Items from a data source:
>> Start
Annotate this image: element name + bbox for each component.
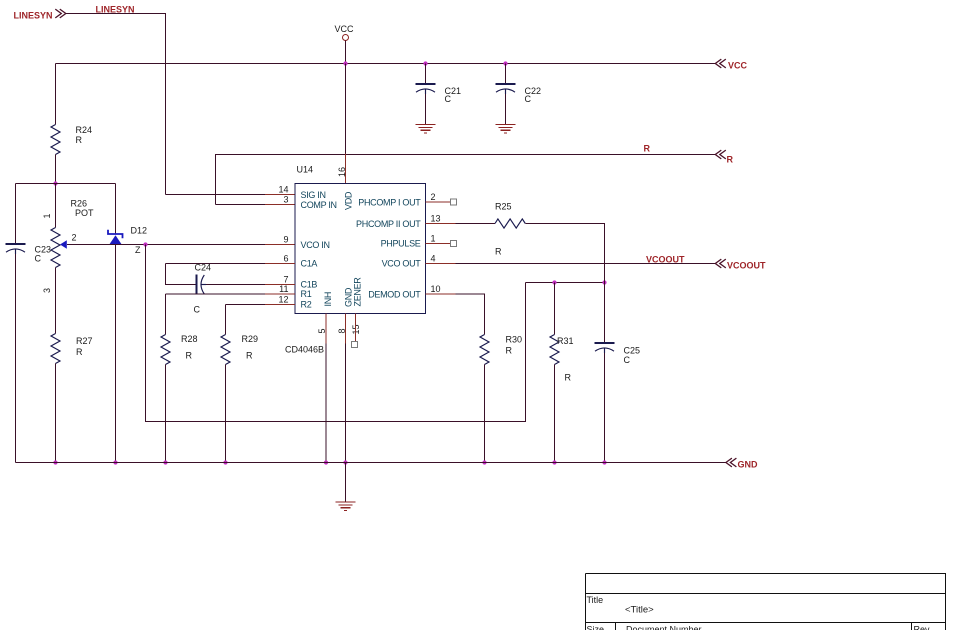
title block frame (586, 574, 946, 630)
wire VCOIN from R26 wiper to pin 9 (67, 244, 265, 246)
svg-text:14: 14 (278, 185, 288, 195)
pin 3 stub COMP IN (265, 204, 295, 206)
svg-text:PHCOMP I OUT: PHCOMP I OUT (358, 198, 421, 208)
pin 15 stub ZENER (355, 314, 357, 342)
svg-text:R1: R1 (301, 289, 312, 299)
wire pin 11 to corner (166, 293, 266, 295)
svg-text:R29: R29 (242, 334, 259, 344)
pin 13 stub PHCOMP II OUT (426, 223, 456, 225)
junction VCOIN node (143, 242, 147, 246)
wire down to R29 (225, 305, 227, 335)
svg-text:3: 3 (283, 195, 288, 205)
wire pin 6 to corner (166, 263, 266, 265)
svg-text:COMP IN: COMP IN (301, 200, 337, 210)
svg-text:Document Number: Document Number (626, 624, 702, 630)
junction C25 at GND rail (602, 460, 606, 464)
resistor R29 (221, 335, 230, 365)
no-connect square pin 15 (352, 342, 358, 348)
wire COMP IN to R connector (216, 155, 716, 205)
svg-text:Rev: Rev (914, 624, 931, 630)
wire loop filter horizontal (526, 282, 605, 284)
svg-text:C1B: C1B (301, 280, 318, 290)
wire INH to GND rail (325, 344, 327, 463)
wire R31 to GND rail (554, 365, 556, 463)
svg-text:10: 10 (431, 284, 441, 294)
wire down to R28 (165, 294, 167, 335)
svg-text:2: 2 (431, 192, 436, 202)
svg-text:VCC: VCC (728, 61, 748, 71)
ground below pin 8 (335, 502, 355, 511)
wire C23 to GND rail (15, 254, 17, 463)
wire VCC rail to C21 (425, 64, 427, 85)
ground under C22 (495, 125, 515, 134)
svg-text:2: 2 (72, 233, 77, 243)
wire C22 to ground (505, 94, 507, 125)
resistor R31 (550, 335, 559, 365)
svg-text:LINESYN: LINESYN (14, 10, 53, 20)
pin 9 stub VCO IN (265, 244, 295, 246)
svg-text:R: R (495, 247, 502, 257)
svg-text:R: R (644, 144, 651, 154)
svg-text:R: R (76, 347, 83, 357)
svg-text:Z: Z (135, 245, 141, 255)
svg-text:C: C (624, 355, 631, 365)
junction VCC at VDD drop (343, 61, 347, 65)
svg-text:U14: U14 (297, 165, 314, 175)
power symbol VCC circle (343, 35, 349, 41)
resistor R30 (480, 335, 489, 365)
svg-text:R31: R31 (557, 336, 574, 346)
wire LINESYN from connector to pin 14 (66, 14, 166, 195)
svg-text:6: 6 (283, 254, 288, 264)
svg-text:C24: C24 (195, 262, 212, 272)
wire C21 to ground (425, 94, 427, 125)
svg-text:VCOOUT: VCOOUT (646, 254, 685, 264)
svg-text:DEMOD OUT: DEMOD OUT (368, 290, 421, 300)
svg-text:R: R (506, 346, 513, 356)
svg-text:3: 3 (42, 288, 52, 293)
svg-text:R: R (76, 135, 83, 145)
wire C25 to GND rail (604, 353, 606, 463)
capacitor C23 (6, 244, 26, 254)
junction VCC at C22 (503, 61, 507, 65)
svg-text:CD4046B: CD4046B (285, 344, 324, 354)
off-page connector VCOOUT chevrons (715, 259, 726, 268)
wire VCC symbol to VCC rail (345, 41, 347, 64)
op-amp U14 CD4046B IC body (295, 184, 426, 314)
svg-text:R30: R30 (506, 335, 523, 345)
svg-text:<Title>: <Title> (625, 604, 654, 615)
pin 7 stub C1B (265, 284, 295, 286)
wire filter node to R31 (554, 283, 556, 335)
junction at R24/R26 node (53, 181, 57, 185)
wire node to C23 (15, 184, 17, 245)
junction INH at GND rail (324, 460, 328, 464)
capacitor C25 (595, 343, 615, 353)
svg-text:Size: Size (587, 624, 605, 630)
svg-text:Title: Title (587, 595, 604, 605)
potentiometer R26 wiper arrow (60, 240, 67, 249)
wire D12 anode to GND rail (115, 245, 117, 463)
ground under C21 (415, 125, 435, 134)
wire GND rail to ground symbol (345, 463, 347, 503)
svg-text:1: 1 (42, 213, 52, 218)
wire R25 to C25 node (525, 224, 604, 344)
pin 14 stub SIG IN (265, 194, 295, 196)
svg-text:C: C (445, 94, 452, 104)
svg-text:C: C (35, 254, 42, 264)
wire VCOIN to loop filter (146, 245, 526, 422)
svg-text:R27: R27 (76, 336, 93, 346)
svg-text:R25: R25 (495, 201, 512, 211)
svg-text:R28: R28 (181, 334, 198, 344)
svg-text:PHCOMP II OUT: PHCOMP II OUT (356, 219, 421, 229)
wire R30 to GND rail (484, 365, 486, 463)
svg-text:VCO OUT: VCO OUT (382, 259, 422, 269)
resistor R25 (495, 219, 525, 228)
capacitor C24 (197, 275, 207, 295)
wire to pin 3 (216, 204, 266, 206)
svg-text:C1A: C1A (301, 259, 318, 269)
resistor R24 (51, 125, 60, 155)
wire LINESYN to pin 14 (166, 194, 266, 196)
svg-text:11: 11 (279, 284, 288, 294)
wire VCC rail to C22 (505, 64, 507, 85)
svg-text:R: R (186, 350, 193, 360)
junction C25 top (602, 280, 606, 284)
wire R27 bottom to GND rail (55, 364, 57, 463)
junction pin 8 at GND rail (343, 460, 347, 464)
wire GND rail (16, 462, 726, 464)
wire VCC rail (56, 63, 716, 65)
svg-text:R24: R24 (76, 125, 93, 135)
svg-text:C: C (525, 94, 532, 104)
pin 6 stub C1A (265, 263, 295, 265)
junction R27 at GND rail (53, 460, 57, 464)
wire node A horizontal (16, 183, 116, 185)
svg-text:4: 4 (431, 254, 436, 264)
pin 5 stub INH (325, 314, 327, 344)
svg-text:POT: POT (75, 208, 94, 218)
junction R31 at GND rail (552, 460, 556, 464)
junction R28 at GND rail (163, 460, 167, 464)
pin 12 stub R2 (265, 304, 295, 306)
pin 8 stub GND (345, 314, 347, 344)
wire DEMOD OUT to R30 (456, 294, 485, 335)
no-connect square pin 2 (451, 199, 457, 205)
svg-text:ZENER: ZENER (353, 277, 363, 307)
svg-text:C: C (194, 304, 201, 314)
potentiometer R26 (51, 228, 60, 268)
wire R24 bottom to node (55, 155, 57, 184)
wire R26 bottom to R27 top (55, 268, 57, 334)
svg-text:VCC: VCC (335, 24, 355, 34)
wire R28 to GND rail (165, 365, 167, 463)
junction R31 top (552, 280, 556, 284)
wire down to C24 left plate (166, 264, 197, 285)
svg-text:13: 13 (431, 214, 441, 224)
svg-text:7: 7 (283, 275, 288, 285)
wire C24 right to pin 7 (206, 284, 265, 286)
pin 10 stub DEMOD OUT (426, 293, 456, 295)
resistor R28 (161, 335, 170, 365)
off-page connector GND chevrons (726, 458, 737, 467)
diode D12 triangle (109, 235, 121, 244)
diode D12 zener cathode bar (108, 230, 123, 238)
capacitor C21 (416, 84, 436, 94)
junction D12 branch at GND rail (113, 460, 117, 464)
pin 1 stub PHPULSE (426, 243, 451, 245)
wire VCO OUT to VCOOUT connector (456, 263, 716, 265)
off-page connector R chevrons (715, 150, 726, 159)
pin 4 stub VCO OUT (426, 263, 456, 265)
wire pin 12 to corner (226, 304, 266, 306)
wire VCC rail to R24 top (55, 64, 57, 125)
wire pin 13 to R25 (456, 223, 496, 225)
svg-text:R: R (727, 154, 734, 164)
svg-text:VCO IN: VCO IN (301, 240, 330, 250)
wire node to R26 top (55, 184, 57, 228)
pin 2 stub PHCOMP I OUT (426, 201, 451, 203)
svg-text:R: R (246, 350, 253, 360)
svg-text:INH: INH (323, 292, 333, 307)
svg-text:VCOOUT: VCOOUT (727, 260, 766, 270)
pin 11 stub R1 (265, 293, 295, 295)
svg-text:R26: R26 (71, 198, 88, 208)
svg-text:D12: D12 (131, 225, 148, 235)
svg-text:R: R (565, 373, 572, 383)
svg-text:PHPULSE: PHPULSE (381, 239, 421, 249)
junction R29 at GND rail (223, 460, 227, 464)
wire R29 to GND rail (225, 365, 227, 463)
wire pin 8 to GND rail (345, 344, 347, 463)
svg-text:5: 5 (317, 328, 327, 333)
capacitor C22 (496, 84, 516, 94)
wire node to D12 cathode (115, 184, 117, 235)
off-page connector VCC chevrons (715, 59, 726, 68)
wire VCC rail down to pin 16 (345, 64, 347, 154)
off-page connector LINESYN chevrons (55, 9, 66, 18)
svg-text:GND: GND (738, 459, 759, 469)
svg-text:9: 9 (283, 235, 288, 245)
svg-text:R2: R2 (301, 300, 312, 310)
no-connect square pin 1 (451, 241, 457, 247)
pin 16 stub VDD (345, 154, 347, 184)
svg-text:VDD: VDD (344, 191, 354, 210)
resistor R27 (51, 334, 60, 364)
junction VCC at C21 (423, 61, 427, 65)
svg-text:SIG IN: SIG IN (301, 190, 326, 200)
svg-text:12: 12 (278, 295, 288, 305)
junction R30 at GND rail (482, 460, 486, 464)
svg-text:1: 1 (431, 234, 436, 244)
svg-text:16: 16 (337, 167, 347, 177)
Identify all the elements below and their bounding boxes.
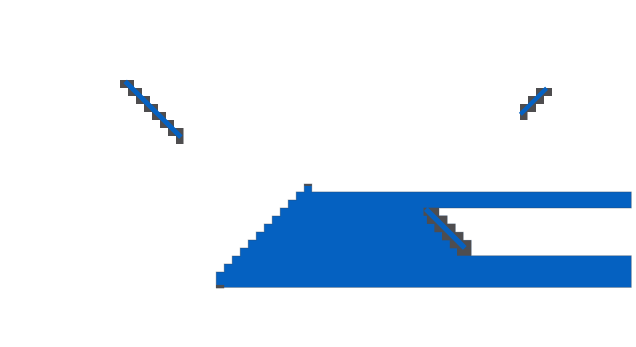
>> End
Problem to solve: Convert the lines starting at the one containing "title block frame (586, 574, 946, 630)" and ending at the one containing "wire R31 to GND rail (554, 365, 556, 463)", both included, into a JSON list of strings with one string per line.

Task response:
[
  "title block frame (586, 574, 946, 630)",
  "wire VCOIN from R26 wiper to pin 9 (67, 244, 265, 246)",
  "svg-text:14: 14 (278, 185, 288, 195)",
  "pin 3 stub COMP IN (265, 204, 295, 206)",
  "svg-text:PHCOMP I OUT: PHCOMP I OUT (358, 198, 421, 208)",
  "pin 15 stub ZENER (355, 314, 357, 342)",
  "svg-text:R1: R1 (301, 289, 312, 299)",
  "wire pin 11 to corner (166, 293, 266, 295)",
  "svg-text:R29: R29 (242, 334, 259, 344)",
  "pin 13 stub PHCOMP II OUT (426, 223, 456, 225)",
  "junction VCOIN node (143, 242, 147, 246)",
  "wire down to R29 (225, 305, 227, 335)",
  "svg-text:3: 3 (283, 195, 288, 205)",
  "wire pin 6 to corner (166, 263, 266, 265)",
  "svg-text:COMP IN: COMP IN (301, 200, 337, 210)",
  "svg-text:Document Number: Document Number (626, 624, 702, 630)",
  "junction C25 at GND rail (602, 460, 606, 464)",
  "resistor R29 (221, 335, 230, 365)",
  "no-connect square pin 15 (352, 342, 358, 348)",
  "wire COMP IN to R connector (216, 155, 716, 205)",
  "svg-text:Rev: Rev (914, 624, 931, 630)",
  "wire loop filter horizontal (526, 282, 605, 284)",
  "svg-text:C1B: C1B (301, 280, 318, 290)",
  "wire INH to GND rail (325, 344, 327, 463)",
  "wire R31 to GND rail (554, 365, 556, 463)"
]